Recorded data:
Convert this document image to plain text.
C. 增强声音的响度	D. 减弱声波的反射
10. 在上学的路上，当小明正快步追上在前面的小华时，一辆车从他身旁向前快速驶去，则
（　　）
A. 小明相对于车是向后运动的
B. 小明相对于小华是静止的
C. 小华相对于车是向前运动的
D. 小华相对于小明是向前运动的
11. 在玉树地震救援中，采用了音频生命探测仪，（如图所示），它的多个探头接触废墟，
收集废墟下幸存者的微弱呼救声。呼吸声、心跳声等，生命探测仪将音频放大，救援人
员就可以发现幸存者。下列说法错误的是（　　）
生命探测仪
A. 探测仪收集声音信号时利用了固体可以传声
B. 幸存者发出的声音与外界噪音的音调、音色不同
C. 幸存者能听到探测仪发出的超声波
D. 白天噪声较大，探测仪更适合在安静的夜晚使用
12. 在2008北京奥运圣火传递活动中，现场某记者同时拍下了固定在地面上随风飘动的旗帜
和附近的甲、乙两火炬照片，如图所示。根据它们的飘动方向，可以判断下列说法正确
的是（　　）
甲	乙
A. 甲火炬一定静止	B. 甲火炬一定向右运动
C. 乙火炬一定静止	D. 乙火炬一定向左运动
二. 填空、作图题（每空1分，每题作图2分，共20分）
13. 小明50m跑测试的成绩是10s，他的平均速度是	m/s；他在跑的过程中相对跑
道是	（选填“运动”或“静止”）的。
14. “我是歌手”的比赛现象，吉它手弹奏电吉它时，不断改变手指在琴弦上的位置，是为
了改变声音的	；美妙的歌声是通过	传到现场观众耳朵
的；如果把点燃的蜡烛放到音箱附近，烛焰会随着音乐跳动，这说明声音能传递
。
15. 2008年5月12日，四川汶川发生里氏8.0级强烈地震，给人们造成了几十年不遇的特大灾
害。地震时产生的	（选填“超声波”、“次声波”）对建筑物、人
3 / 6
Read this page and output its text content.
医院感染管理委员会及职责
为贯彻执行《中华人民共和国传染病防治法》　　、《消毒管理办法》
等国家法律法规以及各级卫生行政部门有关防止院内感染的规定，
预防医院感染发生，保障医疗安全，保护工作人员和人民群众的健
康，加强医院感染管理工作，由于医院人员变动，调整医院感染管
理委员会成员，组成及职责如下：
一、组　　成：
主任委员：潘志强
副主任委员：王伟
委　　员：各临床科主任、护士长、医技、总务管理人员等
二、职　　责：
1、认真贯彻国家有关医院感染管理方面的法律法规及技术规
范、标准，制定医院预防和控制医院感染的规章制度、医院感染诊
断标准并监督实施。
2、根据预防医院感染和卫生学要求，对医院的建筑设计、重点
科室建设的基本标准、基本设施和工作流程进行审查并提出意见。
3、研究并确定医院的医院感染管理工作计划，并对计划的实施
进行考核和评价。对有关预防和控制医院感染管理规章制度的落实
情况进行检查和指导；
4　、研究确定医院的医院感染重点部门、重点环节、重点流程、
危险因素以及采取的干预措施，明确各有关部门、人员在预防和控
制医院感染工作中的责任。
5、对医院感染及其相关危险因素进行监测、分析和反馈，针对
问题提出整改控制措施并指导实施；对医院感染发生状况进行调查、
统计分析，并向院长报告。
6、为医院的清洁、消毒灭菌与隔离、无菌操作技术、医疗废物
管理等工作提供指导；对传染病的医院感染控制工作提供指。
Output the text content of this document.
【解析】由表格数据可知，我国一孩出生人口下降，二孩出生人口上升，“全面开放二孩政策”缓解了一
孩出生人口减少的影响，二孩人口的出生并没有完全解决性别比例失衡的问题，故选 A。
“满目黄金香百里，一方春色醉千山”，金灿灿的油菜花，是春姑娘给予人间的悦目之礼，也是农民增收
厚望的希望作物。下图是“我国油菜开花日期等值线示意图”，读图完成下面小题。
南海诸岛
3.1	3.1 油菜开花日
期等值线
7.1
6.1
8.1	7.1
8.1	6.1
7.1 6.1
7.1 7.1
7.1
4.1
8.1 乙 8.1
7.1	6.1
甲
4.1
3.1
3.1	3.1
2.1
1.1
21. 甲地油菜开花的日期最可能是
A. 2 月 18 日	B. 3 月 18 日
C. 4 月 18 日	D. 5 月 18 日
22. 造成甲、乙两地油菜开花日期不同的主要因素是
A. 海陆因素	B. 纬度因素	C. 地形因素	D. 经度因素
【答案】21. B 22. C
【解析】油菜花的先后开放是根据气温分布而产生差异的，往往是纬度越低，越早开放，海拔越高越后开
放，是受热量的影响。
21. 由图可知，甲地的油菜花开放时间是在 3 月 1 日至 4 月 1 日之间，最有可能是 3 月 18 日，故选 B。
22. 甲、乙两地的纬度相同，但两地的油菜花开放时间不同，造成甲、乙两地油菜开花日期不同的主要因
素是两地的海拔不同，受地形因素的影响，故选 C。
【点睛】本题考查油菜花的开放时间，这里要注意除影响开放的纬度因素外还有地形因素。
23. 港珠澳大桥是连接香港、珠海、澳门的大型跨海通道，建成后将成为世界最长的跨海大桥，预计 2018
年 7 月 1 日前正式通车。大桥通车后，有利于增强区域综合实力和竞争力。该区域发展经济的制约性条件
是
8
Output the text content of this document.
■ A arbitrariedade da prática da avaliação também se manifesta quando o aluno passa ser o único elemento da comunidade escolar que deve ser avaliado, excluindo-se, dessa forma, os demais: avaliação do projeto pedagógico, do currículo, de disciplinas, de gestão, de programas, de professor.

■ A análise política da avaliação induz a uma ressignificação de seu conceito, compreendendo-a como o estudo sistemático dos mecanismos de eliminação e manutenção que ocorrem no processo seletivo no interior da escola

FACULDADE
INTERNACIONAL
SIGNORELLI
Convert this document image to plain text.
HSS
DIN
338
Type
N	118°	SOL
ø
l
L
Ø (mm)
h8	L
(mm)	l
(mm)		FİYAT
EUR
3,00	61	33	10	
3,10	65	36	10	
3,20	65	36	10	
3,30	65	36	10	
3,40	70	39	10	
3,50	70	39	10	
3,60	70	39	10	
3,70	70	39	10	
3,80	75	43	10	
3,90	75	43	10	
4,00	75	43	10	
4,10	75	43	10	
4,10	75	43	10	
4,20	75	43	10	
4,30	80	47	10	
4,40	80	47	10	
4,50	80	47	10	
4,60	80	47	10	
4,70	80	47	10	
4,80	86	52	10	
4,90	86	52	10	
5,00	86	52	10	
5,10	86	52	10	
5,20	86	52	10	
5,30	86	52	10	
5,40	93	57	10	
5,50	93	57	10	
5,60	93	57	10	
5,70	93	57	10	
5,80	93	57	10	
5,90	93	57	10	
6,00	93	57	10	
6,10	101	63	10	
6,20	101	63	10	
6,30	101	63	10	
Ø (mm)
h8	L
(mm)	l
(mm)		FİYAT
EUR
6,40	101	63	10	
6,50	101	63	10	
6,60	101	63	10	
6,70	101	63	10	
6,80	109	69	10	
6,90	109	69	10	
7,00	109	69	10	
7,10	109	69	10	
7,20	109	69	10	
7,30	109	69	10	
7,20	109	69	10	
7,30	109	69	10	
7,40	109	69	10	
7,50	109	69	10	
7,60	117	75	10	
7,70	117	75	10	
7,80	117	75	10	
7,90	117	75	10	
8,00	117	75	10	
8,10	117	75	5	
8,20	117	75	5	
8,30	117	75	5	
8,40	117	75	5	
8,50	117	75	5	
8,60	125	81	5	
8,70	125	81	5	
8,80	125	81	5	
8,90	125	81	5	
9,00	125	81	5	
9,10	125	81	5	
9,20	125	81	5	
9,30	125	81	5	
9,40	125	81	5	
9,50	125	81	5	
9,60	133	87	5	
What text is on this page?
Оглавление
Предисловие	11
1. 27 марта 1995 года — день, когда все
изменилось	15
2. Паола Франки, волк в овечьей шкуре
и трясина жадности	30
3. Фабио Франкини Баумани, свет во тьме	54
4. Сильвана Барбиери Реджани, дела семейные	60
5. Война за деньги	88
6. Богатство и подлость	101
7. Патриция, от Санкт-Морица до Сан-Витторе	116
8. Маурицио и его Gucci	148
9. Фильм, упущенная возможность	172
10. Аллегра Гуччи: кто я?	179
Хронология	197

▶ **Request**
Show every line in the entries where the string "avaliação" occurs.

▶ **Reply to the task**
■ A arbitrariedade da prática da avaliação também se manifesta quando o aluno passa ser o único elemento da comunidade escolar que deve ser avaliado, excluindo-se, dessa forma, os demais: avaliação do projeto pedagógico, do currículo, de disciplinas, de gestão, de programas, de professor.
■ A análise política da avaliação induz a uma ressignificação de seu conceito, compreendendo-a como o estudo sistemático dos mecanismos de eliminação e manutenção que ocorrem no processo seletivo no interior da escola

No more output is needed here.